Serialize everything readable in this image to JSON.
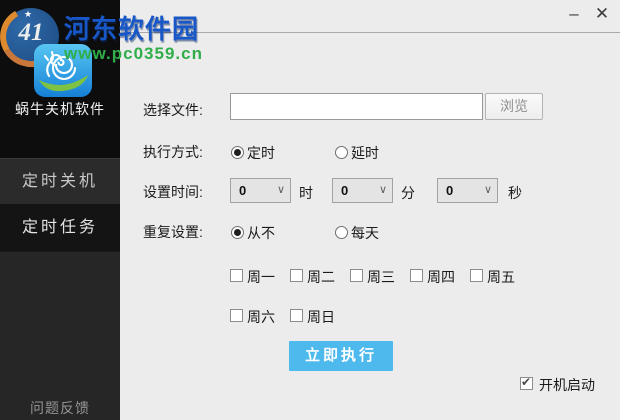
{
  "window": {
    "controls": {
      "minimize": "–",
      "close": "✕"
    }
  },
  "watermark": {
    "site_name": "河东软件园",
    "site_url": "www.pc0359.cn",
    "logo_text": "41",
    "star": "★",
    "name_color": "#1857c8",
    "url_color": "#2fae4a"
  },
  "sidebar": {
    "app_name": "蜗牛关机软件",
    "items": [
      {
        "label": "定时关机",
        "active": false
      },
      {
        "label": "定时任务",
        "active": true
      }
    ],
    "footer_label": "问题反馈"
  },
  "form": {
    "file": {
      "label": "选择文件:",
      "value": "",
      "browse": "浏览"
    },
    "mode": {
      "label": "执行方式:",
      "options": [
        {
          "label": "定时",
          "selected": true
        },
        {
          "label": "延时",
          "selected": false
        }
      ]
    },
    "time": {
      "label": "设置时间:",
      "fields": [
        {
          "value": "0",
          "unit": "时"
        },
        {
          "value": "0",
          "unit": "分"
        },
        {
          "value": "0",
          "unit": "秒"
        }
      ]
    },
    "repeat": {
      "label": "重复设置:",
      "options": [
        {
          "label": "从不",
          "selected": true
        },
        {
          "label": "每天",
          "selected": false
        }
      ]
    },
    "weekdays_row1": [
      {
        "label": "周一",
        "checked": false
      },
      {
        "label": "周二",
        "checked": false
      },
      {
        "label": "周三",
        "checked": false
      },
      {
        "label": "周四",
        "checked": false
      },
      {
        "label": "周五",
        "checked": false
      }
    ],
    "weekdays_row2": [
      {
        "label": "周六",
        "checked": false
      },
      {
        "label": "周日",
        "checked": false
      }
    ],
    "execute_label": "立即执行",
    "autostart": {
      "label": "开机启动",
      "checked": true
    }
  },
  "icons": {
    "chevron_down": "∨",
    "check": "✔"
  },
  "colors": {
    "accent_blue": "#4db9ec",
    "main_bg": "#ececec",
    "sidebar_bg": "#262626",
    "sidebar_active_bg": "#141414",
    "logo_area_bg": "#0d0d0d"
  }
}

Problem statement ->
Transcribe the records above exactly, leaving out every picture.

Written reply ->
Serialize everything readable in this image to JSON.
{
  "window": {
    "controls": {
      "minimize": "–",
      "close": "✕"
    }
  },
  "watermark": {
    "site_name": "河东软件园",
    "site_url": "www.pc0359.cn",
    "logo_text": "41",
    "star": "★",
    "name_color": "#1857c8",
    "url_color": "#2fae4a"
  },
  "sidebar": {
    "app_name": "蜗牛关机软件",
    "items": [
      {
        "label": "定时关机",
        "active": false
      },
      {
        "label": "定时任务",
        "active": true
      }
    ],
    "footer_label": "问题反馈"
  },
  "form": {
    "file": {
      "label": "选择文件:",
      "value": "",
      "browse": "浏览"
    },
    "mode": {
      "label": "执行方式:",
      "options": [
        {
          "label": "定时",
          "selected": true
        },
        {
          "label": "延时",
          "selected": false
        }
      ]
    },
    "time": {
      "label": "设置时间:",
      "fields": [
        {
          "value": "0",
          "unit": "时"
        },
        {
          "value": "0",
          "unit": "分"
        },
        {
          "value": "0",
          "unit": "秒"
        }
      ]
    },
    "repeat": {
      "label": "重复设置:",
      "options": [
        {
          "label": "从不",
          "selected": true
        },
        {
          "label": "每天",
          "selected": false
        }
      ]
    },
    "weekdays_row1": [
      {
        "label": "周一",
        "checked": false
      },
      {
        "label": "周二",
        "checked": false
      },
      {
        "label": "周三",
        "checked": false
      },
      {
        "label": "周四",
        "checked": false
      },
      {
        "label": "周五",
        "checked": false
      }
    ],
    "weekdays_row2": [
      {
        "label": "周六",
        "checked": false
      },
      {
        "label": "周日",
        "checked": false
      }
    ],
    "execute_label": "立即执行",
    "autostart": {
      "label": "开机启动",
      "checked": true
    }
  },
  "icons": {
    "chevron_down": "∨",
    "check": "✔"
  },
  "colors": {
    "accent_blue": "#4db9ec",
    "main_bg": "#ececec",
    "sidebar_bg": "#262626",
    "sidebar_active_bg": "#141414",
    "logo_area_bg": "#0d0d0d"
  }
}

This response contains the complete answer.